**AIM OF THE TASK**
Output the material word for word. Leave each picture out.

**RECORD LIST**
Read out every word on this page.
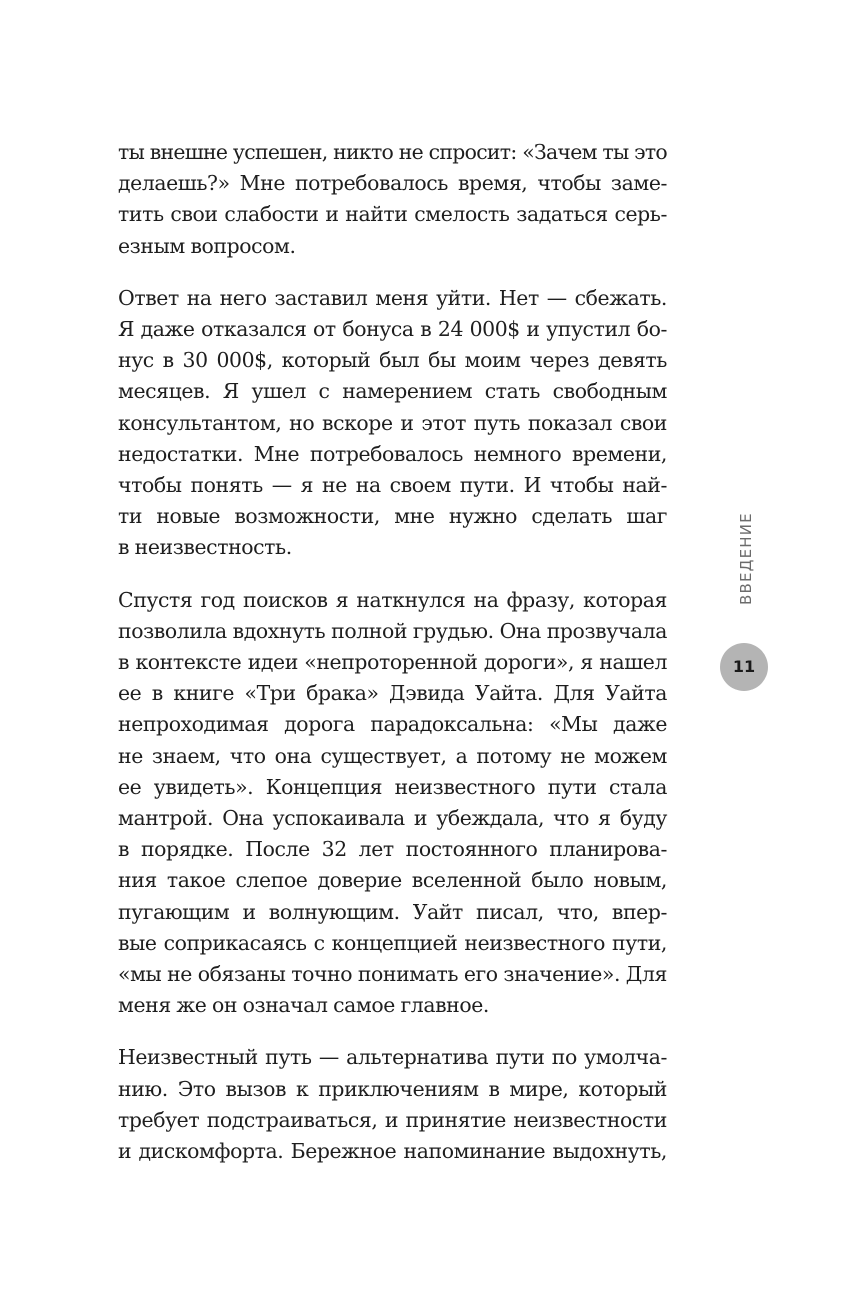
ты внешне успешен, никто не спросит: «Зачем ты это
делаешь?» Мне потребовалось время, чтобы заме-
тить свои слабости и найти смелость задаться серь-
езным вопросом.

Ответ на него заставил меня уйти. Нет — сбежать.
Я даже отказался от бонуса в 24 000$ и упустил бо-
нус в 30 000$, который был бы моим через девять
месяцев. Я ушел с намерением стать свободным
консультантом, но вскоре и этот путь показал свои
недостатки. Мне потребовалось немного времени,
чтобы понять — я не на своем пути. И чтобы най-
ти новые возможности, мне нужно сделать шаг
в неизвестность.

Спустя год поисков я наткнулся на фразу, которая
позволила вдохнуть полной грудью. Она прозвучала
в контексте идеи «непроторенной дороги», я нашел
ее в книге «Три брака» Дэвида Уайта. Для Уайта
непроходимая дорога парадоксальна: «Мы даже
не знаем, что она существует, а потому не можем
ее увидеть». Концепция неизвестного пути стала
мантрой. Она успокаивала и убеждала, что я буду
в порядке. После 32 лет постоянного планирова-
ния такое слепое доверие вселенной было новым,
пугающим и волнующим. Уайт писал, что, впер-
вые соприкасаясь с концепцией неизвестного пути,
«мы не обязаны точно понимать его значение». Для
меня же он означал самое главное.

Неизвестный путь — альтернатива пути по умолча-
нию. Это вызов к приключениям в мире, который
требует подстраиваться, и принятие неизвестности
и дискомфорта. Бережное напоминание выдохнуть,

ВВЕДЕНИЕ
11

**FINAL ANSWER**
Read out every word on this page.
ты внешне успешен, никто не спросит: «Зачем ты это
делаешь?» Мне потребовалось время, чтобы заме-
тить свои слабости и найти смелость задаться серь-
езным вопросом.

Ответ на него заставил меня уйти. Нет — сбежать.
Я даже отказался от бонуса в 24 000$ и упустил бо-
нус в 30 000$, который был бы моим через девять
месяцев. Я ушел с намерением стать свободным
консультантом, но вскоре и этот путь показал свои
недостатки. Мне потребовалось немного времени,
чтобы понять — я не на своем пути. И чтобы най-
ти новые возможности, мне нужно сделать шаг
в неизвестность.

Спустя год поисков я наткнулся на фразу, которая
позволила вдохнуть полной грудью. Она прозвучала
в контексте идеи «непроторенной дороги», я нашел
ее в книге «Три брака» Дэвида Уайта. Для Уайта
непроходимая дорога парадоксальна: «Мы даже
не знаем, что она существует, а потому не можем
ее увидеть». Концепция неизвестного пути стала
мантрой. Она успокаивала и убеждала, что я буду
в порядке. После 32 лет постоянного планирова-
ния такое слепое доверие вселенной было новым,
пугающим и волнующим. Уайт писал, что, впер-
вые соприкасаясь с концепцией неизвестного пути,
«мы не обязаны точно понимать его значение». Для
меня же он означал самое главное.

Неизвестный путь — альтернатива пути по умолча-
нию. Это вызов к приключениям в мире, который
требует подстраиваться, и принятие неизвестности
и дискомфорта. Бережное напоминание выдохнуть,

ВВЕДЕНИЕ
11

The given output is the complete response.